Extract and list every line that contains the word "debts".

**Source material:**
┌──

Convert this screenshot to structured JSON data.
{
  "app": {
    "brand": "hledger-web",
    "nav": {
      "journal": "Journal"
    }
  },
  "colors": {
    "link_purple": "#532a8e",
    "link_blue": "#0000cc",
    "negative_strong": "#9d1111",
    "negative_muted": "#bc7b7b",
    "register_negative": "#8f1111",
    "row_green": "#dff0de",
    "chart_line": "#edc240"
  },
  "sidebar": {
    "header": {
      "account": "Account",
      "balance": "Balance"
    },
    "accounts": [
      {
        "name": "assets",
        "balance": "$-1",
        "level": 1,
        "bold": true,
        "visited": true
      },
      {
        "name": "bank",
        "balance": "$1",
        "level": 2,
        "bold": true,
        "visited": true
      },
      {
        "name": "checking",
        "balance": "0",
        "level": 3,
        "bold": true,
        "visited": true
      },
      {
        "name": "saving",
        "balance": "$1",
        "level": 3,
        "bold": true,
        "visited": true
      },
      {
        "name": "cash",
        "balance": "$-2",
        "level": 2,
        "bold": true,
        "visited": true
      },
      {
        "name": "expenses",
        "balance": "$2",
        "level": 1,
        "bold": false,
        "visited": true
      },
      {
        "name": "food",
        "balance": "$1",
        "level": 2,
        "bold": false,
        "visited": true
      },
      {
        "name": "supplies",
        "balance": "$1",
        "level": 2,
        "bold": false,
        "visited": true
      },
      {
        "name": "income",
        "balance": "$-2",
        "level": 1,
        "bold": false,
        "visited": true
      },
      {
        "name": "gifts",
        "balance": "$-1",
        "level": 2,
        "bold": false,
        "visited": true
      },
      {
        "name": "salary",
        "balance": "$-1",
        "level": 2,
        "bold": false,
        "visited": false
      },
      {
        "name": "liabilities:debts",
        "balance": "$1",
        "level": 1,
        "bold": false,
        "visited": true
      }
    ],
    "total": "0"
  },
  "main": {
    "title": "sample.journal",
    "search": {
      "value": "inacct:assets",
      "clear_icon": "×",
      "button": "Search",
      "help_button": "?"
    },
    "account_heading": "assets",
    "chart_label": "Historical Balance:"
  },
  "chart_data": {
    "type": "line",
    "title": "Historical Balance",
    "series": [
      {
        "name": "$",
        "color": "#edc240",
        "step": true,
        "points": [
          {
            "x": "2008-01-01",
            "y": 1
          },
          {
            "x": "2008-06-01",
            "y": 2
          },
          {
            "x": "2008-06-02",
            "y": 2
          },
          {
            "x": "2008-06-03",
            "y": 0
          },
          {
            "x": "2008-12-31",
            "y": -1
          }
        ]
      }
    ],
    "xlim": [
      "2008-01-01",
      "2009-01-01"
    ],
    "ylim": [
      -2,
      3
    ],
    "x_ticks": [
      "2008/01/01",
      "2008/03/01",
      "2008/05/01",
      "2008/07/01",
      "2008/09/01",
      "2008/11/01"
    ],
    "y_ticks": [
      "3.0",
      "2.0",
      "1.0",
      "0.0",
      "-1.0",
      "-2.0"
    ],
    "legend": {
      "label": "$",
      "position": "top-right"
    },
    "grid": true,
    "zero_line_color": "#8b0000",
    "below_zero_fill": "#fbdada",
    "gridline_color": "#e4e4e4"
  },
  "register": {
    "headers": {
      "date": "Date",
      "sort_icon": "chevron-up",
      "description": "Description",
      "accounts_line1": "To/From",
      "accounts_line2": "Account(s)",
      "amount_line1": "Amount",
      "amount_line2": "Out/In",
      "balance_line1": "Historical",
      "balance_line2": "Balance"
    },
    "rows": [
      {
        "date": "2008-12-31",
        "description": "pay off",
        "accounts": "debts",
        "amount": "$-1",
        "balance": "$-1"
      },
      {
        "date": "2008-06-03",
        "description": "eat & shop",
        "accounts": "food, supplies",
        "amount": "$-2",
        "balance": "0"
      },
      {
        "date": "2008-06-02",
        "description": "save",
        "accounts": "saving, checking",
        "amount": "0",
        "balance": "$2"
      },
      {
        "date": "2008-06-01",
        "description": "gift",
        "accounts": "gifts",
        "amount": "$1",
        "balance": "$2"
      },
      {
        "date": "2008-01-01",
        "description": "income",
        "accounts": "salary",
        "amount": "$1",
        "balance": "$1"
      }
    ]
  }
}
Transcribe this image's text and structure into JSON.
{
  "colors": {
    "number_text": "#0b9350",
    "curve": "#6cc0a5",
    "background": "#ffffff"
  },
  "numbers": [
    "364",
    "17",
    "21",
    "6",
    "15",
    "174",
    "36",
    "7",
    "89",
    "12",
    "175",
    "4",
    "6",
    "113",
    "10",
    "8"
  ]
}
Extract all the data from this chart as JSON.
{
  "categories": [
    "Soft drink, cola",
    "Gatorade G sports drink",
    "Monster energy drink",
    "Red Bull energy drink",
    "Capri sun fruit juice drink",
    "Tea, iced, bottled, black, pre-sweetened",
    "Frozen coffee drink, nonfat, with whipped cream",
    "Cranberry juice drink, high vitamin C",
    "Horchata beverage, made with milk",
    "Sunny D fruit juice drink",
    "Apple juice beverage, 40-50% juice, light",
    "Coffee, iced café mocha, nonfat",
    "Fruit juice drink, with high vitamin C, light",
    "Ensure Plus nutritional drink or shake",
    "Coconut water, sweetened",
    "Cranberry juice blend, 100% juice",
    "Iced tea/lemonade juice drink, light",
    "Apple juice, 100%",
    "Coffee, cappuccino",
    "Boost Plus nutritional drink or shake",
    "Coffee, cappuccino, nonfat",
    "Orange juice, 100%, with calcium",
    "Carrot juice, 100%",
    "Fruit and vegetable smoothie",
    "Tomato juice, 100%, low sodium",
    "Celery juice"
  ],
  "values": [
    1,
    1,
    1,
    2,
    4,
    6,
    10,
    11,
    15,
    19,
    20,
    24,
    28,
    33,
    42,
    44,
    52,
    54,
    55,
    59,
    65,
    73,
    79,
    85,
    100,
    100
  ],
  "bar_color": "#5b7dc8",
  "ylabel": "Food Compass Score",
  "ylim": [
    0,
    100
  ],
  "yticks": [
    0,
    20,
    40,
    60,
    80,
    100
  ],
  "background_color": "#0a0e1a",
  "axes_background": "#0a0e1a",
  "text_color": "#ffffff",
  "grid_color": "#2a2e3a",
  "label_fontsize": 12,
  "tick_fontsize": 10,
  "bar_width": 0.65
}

└──

**Output:**
        "name": "liabilities:debts",
        "accounts": "debts",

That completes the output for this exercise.